** start Information provided **

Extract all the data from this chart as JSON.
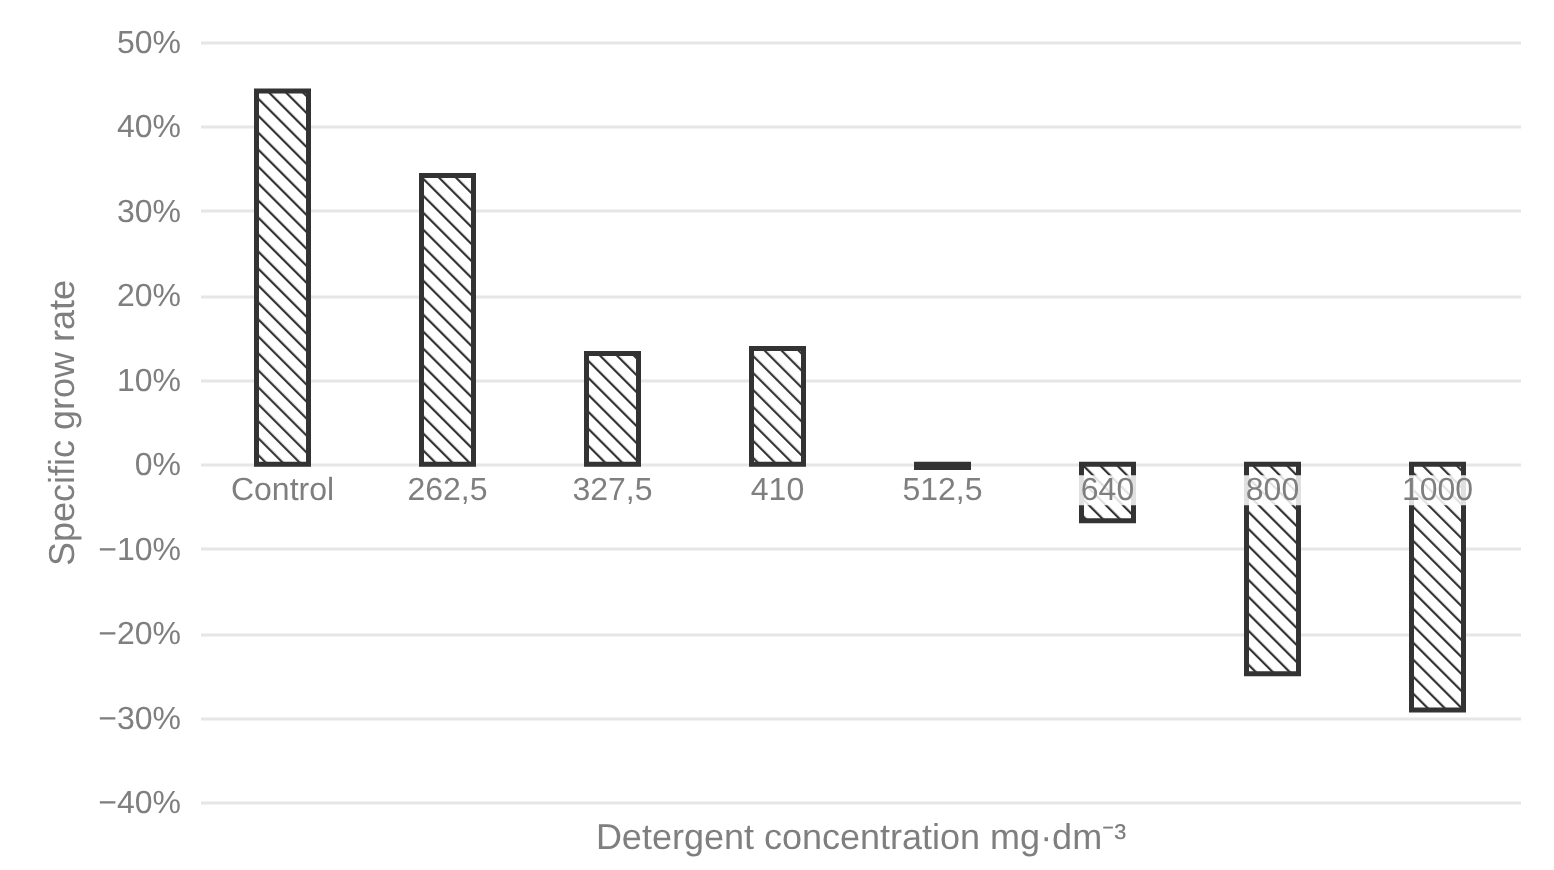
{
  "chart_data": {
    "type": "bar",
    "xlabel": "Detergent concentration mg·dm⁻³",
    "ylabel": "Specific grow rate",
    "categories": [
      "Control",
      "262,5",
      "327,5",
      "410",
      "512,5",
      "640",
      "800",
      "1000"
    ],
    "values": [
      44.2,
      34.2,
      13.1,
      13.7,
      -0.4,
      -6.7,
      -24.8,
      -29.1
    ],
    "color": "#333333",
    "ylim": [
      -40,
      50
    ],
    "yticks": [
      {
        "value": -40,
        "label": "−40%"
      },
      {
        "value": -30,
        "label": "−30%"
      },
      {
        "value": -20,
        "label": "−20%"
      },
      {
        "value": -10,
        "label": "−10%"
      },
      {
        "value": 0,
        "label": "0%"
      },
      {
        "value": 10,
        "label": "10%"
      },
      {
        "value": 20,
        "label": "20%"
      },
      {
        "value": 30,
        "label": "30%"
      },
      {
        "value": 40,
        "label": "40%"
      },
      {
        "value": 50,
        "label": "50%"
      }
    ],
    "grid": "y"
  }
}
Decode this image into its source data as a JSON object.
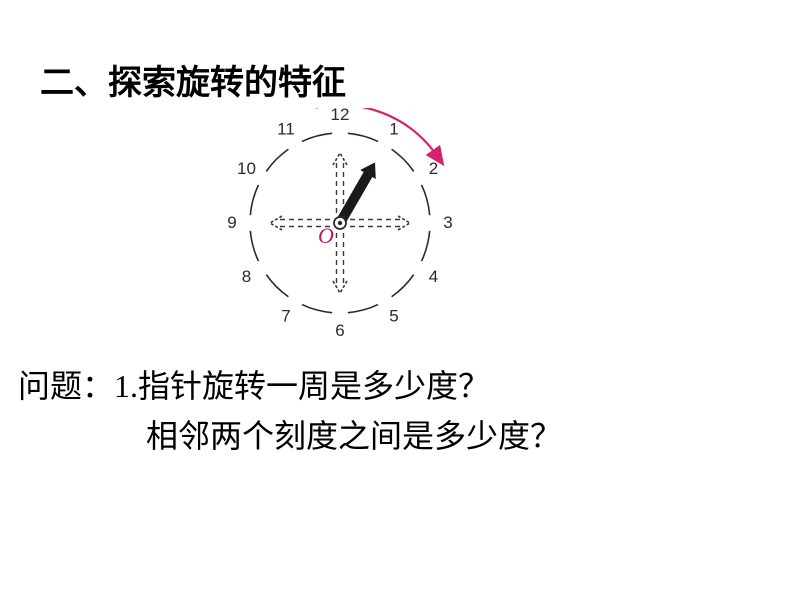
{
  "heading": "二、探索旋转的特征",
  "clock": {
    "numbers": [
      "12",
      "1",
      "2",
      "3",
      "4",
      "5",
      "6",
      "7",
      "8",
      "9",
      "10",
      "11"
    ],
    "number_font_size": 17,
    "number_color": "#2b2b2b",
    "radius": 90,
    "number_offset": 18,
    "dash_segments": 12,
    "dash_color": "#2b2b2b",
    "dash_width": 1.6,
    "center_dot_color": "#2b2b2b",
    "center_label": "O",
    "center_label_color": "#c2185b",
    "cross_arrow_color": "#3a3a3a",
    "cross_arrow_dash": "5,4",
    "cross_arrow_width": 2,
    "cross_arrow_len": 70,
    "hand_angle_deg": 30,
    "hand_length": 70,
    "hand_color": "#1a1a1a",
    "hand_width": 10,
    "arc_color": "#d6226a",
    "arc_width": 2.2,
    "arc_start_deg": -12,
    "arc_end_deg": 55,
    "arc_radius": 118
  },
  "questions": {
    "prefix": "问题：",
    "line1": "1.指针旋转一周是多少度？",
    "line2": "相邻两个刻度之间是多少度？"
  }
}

** end Information provided **

Required work:
In the records above, find the lines containing "JSON" and copy them.

Written reply:
Extract all the data from this chart as JSON.
Decode this image into its source data as a JSON object.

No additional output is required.